[Dataset excerpt]
-- BEGIN --

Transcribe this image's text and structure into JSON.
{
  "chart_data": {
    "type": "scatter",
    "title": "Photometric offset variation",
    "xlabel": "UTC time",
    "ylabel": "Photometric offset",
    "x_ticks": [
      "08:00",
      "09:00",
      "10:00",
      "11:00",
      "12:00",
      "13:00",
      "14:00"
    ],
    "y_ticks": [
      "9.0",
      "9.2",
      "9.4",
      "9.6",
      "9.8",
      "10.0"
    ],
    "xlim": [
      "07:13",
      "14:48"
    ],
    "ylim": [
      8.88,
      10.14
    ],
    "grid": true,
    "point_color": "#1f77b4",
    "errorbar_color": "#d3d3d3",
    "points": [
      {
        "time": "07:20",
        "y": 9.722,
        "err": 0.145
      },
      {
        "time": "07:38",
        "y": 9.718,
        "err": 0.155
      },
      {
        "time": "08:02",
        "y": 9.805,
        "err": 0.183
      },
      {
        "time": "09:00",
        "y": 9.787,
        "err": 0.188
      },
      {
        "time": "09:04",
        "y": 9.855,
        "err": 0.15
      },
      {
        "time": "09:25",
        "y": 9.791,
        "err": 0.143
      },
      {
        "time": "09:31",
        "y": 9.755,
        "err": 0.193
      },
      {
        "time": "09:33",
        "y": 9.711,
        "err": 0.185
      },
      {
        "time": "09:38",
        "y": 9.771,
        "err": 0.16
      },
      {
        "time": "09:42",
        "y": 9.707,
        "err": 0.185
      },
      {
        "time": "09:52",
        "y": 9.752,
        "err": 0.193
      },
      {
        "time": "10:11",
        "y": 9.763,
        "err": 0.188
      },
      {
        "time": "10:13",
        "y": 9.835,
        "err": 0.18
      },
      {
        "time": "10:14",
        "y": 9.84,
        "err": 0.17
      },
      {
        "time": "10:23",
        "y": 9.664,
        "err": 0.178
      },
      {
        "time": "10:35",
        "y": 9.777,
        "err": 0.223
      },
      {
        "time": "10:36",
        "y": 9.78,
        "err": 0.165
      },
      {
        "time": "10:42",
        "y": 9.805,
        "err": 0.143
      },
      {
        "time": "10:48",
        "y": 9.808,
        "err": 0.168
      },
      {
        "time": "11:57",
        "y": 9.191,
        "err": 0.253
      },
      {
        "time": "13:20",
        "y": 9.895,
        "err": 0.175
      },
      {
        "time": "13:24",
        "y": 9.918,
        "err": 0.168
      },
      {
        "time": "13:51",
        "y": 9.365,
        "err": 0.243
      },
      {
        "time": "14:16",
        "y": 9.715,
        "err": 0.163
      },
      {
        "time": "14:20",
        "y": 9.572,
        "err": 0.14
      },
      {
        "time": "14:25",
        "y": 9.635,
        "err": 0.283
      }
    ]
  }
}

-- END --
-- BEGIN --

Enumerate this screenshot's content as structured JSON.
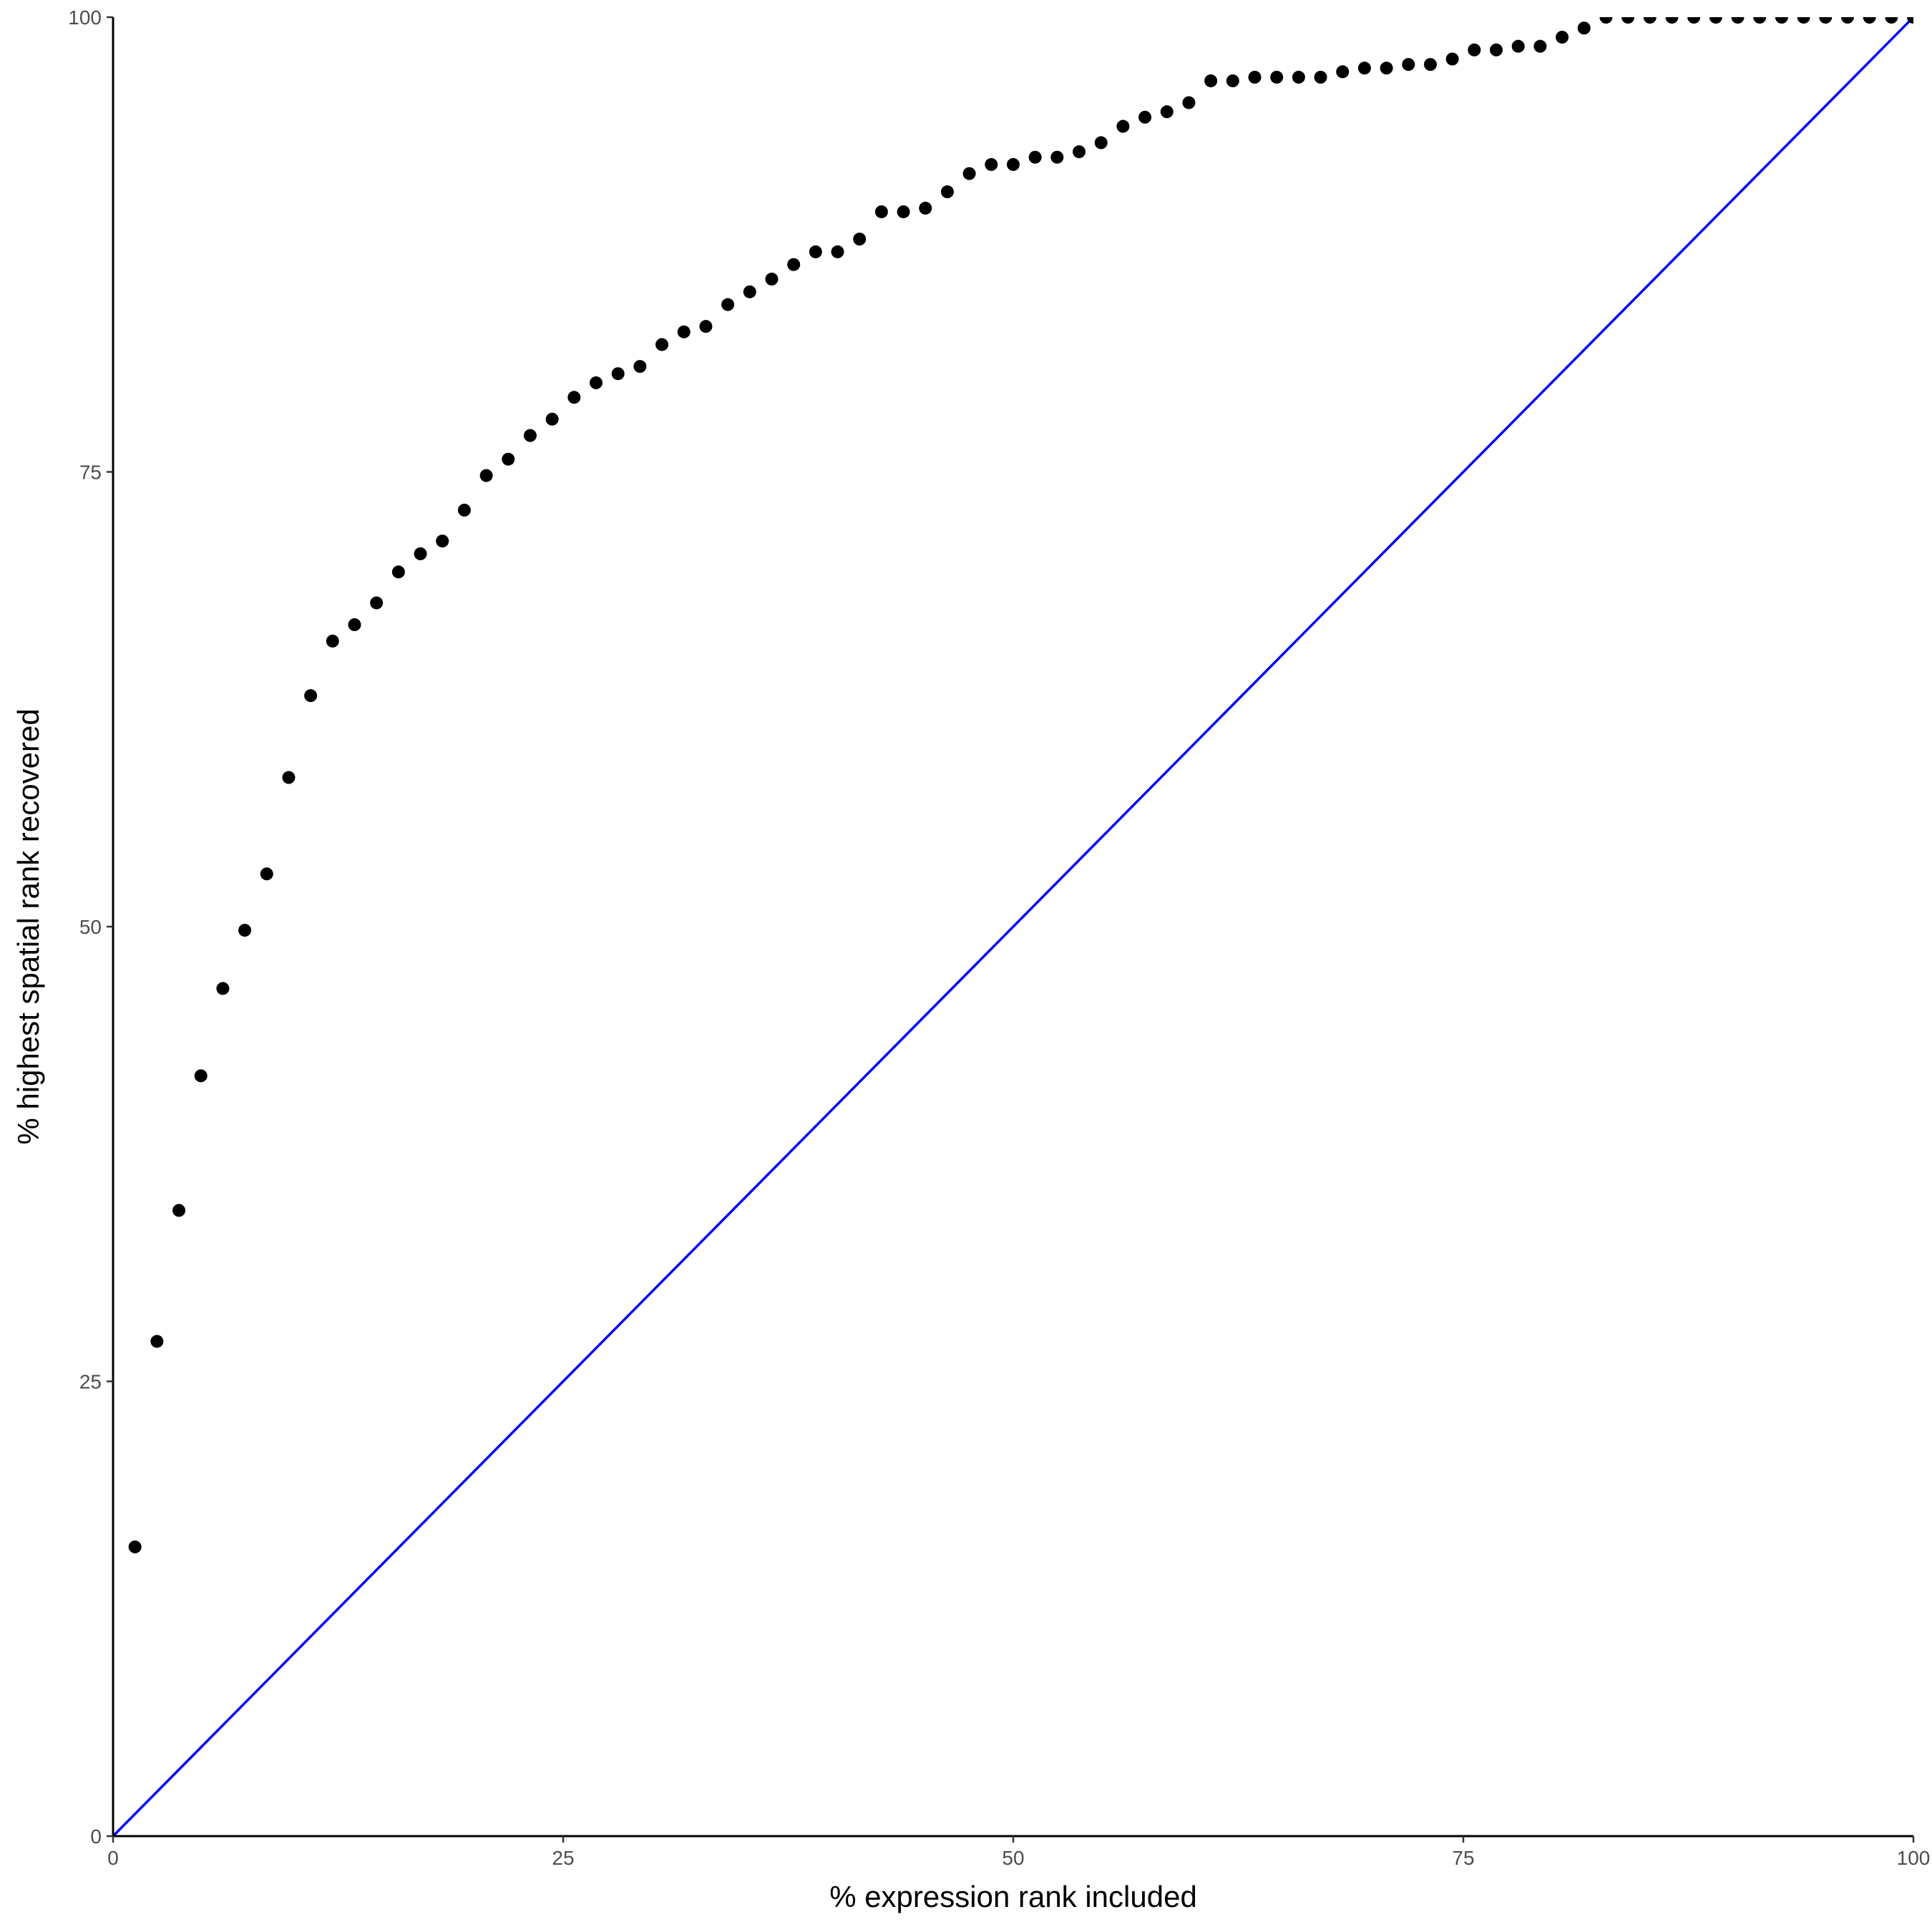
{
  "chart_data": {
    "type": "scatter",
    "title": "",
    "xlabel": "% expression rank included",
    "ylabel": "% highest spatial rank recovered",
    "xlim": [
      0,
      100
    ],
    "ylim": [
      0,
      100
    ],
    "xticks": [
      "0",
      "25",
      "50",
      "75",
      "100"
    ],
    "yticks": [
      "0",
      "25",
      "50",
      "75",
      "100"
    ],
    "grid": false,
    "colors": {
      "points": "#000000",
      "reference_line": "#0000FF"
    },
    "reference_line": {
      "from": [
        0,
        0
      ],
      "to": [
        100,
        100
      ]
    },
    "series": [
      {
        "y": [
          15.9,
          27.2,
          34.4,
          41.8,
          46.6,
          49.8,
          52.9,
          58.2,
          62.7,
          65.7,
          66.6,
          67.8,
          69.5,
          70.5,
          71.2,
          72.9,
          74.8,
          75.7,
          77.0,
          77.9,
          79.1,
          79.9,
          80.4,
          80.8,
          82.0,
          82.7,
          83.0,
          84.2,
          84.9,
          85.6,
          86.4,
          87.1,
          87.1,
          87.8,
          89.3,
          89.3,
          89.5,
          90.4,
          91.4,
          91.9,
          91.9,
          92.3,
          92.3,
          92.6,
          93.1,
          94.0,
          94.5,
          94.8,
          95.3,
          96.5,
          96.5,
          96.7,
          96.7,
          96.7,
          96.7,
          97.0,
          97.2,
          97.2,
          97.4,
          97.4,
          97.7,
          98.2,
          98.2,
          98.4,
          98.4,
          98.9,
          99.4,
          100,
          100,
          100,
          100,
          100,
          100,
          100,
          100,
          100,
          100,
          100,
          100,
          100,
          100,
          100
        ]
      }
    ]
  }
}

-- END --

● **What the task requires**: Select the lines in this material that hold the word "offset", leaving none out.

● **Solution**:
    "title": "Photometric offset variation",
    "ylabel": "Photometric offset",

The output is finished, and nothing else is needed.